> _Aim_
Reproduce the entries word for word, starting with their first line and ending with the line that contains "- filmstrip-thumbnail-image: [411, 1022, 580, 1158]", both included.

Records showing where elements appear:
>>>>>

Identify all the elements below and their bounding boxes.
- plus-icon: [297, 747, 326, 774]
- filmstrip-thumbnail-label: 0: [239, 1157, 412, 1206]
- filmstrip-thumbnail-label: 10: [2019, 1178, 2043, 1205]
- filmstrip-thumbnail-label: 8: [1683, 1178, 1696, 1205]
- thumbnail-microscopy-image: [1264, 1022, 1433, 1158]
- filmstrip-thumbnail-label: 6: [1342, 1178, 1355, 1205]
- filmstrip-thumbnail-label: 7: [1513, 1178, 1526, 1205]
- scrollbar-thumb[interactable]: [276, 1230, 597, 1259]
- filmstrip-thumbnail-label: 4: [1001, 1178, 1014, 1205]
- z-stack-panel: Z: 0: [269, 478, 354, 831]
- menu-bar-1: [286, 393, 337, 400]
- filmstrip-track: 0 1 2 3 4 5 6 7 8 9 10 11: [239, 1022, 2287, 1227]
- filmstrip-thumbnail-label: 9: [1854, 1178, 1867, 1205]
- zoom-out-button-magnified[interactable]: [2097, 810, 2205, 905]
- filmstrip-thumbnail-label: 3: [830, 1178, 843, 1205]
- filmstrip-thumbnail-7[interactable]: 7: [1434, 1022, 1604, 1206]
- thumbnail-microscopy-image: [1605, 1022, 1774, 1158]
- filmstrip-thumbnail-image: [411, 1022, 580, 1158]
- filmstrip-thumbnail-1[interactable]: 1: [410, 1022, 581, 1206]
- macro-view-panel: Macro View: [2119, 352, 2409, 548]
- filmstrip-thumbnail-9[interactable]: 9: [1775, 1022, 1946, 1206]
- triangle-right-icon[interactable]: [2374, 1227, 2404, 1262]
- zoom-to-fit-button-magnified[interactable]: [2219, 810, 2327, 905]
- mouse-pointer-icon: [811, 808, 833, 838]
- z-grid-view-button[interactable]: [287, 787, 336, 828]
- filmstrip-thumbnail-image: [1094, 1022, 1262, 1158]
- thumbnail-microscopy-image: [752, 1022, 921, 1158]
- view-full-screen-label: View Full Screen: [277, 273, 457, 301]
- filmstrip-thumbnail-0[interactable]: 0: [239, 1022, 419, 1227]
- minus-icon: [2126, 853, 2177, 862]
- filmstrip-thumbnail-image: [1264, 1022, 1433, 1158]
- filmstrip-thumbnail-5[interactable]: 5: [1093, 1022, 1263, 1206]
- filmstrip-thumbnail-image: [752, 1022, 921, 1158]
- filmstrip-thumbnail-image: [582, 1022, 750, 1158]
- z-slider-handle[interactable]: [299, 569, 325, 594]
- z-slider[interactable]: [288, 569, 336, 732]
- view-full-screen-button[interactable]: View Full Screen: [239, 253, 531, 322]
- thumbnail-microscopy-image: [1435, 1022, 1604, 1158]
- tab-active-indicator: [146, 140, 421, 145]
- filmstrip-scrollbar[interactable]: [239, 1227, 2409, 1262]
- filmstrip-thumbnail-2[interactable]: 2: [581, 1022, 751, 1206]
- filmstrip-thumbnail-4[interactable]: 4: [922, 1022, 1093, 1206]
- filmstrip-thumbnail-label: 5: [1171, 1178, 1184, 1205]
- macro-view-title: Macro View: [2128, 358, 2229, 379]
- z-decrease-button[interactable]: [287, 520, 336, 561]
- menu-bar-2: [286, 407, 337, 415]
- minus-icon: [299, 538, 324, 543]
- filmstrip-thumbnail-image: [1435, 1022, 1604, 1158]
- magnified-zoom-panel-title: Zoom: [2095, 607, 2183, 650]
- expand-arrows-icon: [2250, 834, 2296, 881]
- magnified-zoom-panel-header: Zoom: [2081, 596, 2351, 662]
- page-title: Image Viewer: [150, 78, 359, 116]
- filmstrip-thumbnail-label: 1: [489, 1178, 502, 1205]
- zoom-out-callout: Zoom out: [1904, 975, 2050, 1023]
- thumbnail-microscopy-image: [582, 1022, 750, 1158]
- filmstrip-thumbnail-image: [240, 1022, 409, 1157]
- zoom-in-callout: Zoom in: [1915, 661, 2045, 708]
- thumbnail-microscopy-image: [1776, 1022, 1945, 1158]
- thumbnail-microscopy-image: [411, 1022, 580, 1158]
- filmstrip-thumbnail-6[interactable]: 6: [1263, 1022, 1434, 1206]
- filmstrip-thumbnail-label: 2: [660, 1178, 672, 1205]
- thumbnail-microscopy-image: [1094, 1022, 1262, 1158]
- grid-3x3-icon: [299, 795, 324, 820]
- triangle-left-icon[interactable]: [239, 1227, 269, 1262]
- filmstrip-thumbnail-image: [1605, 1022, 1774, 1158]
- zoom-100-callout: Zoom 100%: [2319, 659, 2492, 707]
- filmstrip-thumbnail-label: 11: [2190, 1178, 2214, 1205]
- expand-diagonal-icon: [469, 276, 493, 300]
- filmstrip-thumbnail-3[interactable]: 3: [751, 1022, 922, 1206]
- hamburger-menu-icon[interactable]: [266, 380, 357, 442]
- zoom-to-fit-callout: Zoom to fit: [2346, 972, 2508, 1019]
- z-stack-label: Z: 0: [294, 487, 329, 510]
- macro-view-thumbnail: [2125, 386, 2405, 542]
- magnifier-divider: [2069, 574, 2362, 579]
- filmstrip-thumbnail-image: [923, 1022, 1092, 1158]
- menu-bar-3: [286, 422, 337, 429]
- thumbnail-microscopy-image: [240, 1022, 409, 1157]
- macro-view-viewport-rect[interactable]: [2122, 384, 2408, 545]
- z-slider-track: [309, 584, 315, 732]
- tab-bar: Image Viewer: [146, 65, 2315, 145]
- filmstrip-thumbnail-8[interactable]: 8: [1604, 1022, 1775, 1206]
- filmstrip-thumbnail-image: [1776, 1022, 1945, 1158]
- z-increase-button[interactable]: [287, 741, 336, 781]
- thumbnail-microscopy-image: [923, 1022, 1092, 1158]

<<<<<

> _Complete answer_
Identify all the elements below and their bounding boxes.
- plus-icon: [297, 747, 326, 774]
- filmstrip-thumbnail-label: 0: [239, 1157, 412, 1206]
- filmstrip-thumbnail-label: 10: [2019, 1178, 2043, 1205]
- filmstrip-thumbnail-label: 8: [1683, 1178, 1696, 1205]
- thumbnail-microscopy-image: [1264, 1022, 1433, 1158]
- filmstrip-thumbnail-label: 6: [1342, 1178, 1355, 1205]
- filmstrip-thumbnail-label: 7: [1513, 1178, 1526, 1205]
- scrollbar-thumb[interactable]: [276, 1230, 597, 1259]
- filmstrip-thumbnail-label: 4: [1001, 1178, 1014, 1205]
- z-stack-panel: Z: 0: [269, 478, 354, 831]
- menu-bar-1: [286, 393, 337, 400]
- filmstrip-track: 0 1 2 3 4 5 6 7 8 9 10 11: [239, 1022, 2287, 1227]
- filmstrip-thumbnail-label: 9: [1854, 1178, 1867, 1205]
- zoom-out-button-magnified[interactable]: [2097, 810, 2205, 905]
- filmstrip-thumbnail-label: 3: [830, 1178, 843, 1205]
- filmstrip-thumbnail-7[interactable]: 7: [1434, 1022, 1604, 1206]
- thumbnail-microscopy-image: [1605, 1022, 1774, 1158]
- filmstrip-thumbnail-image: [411, 1022, 580, 1158]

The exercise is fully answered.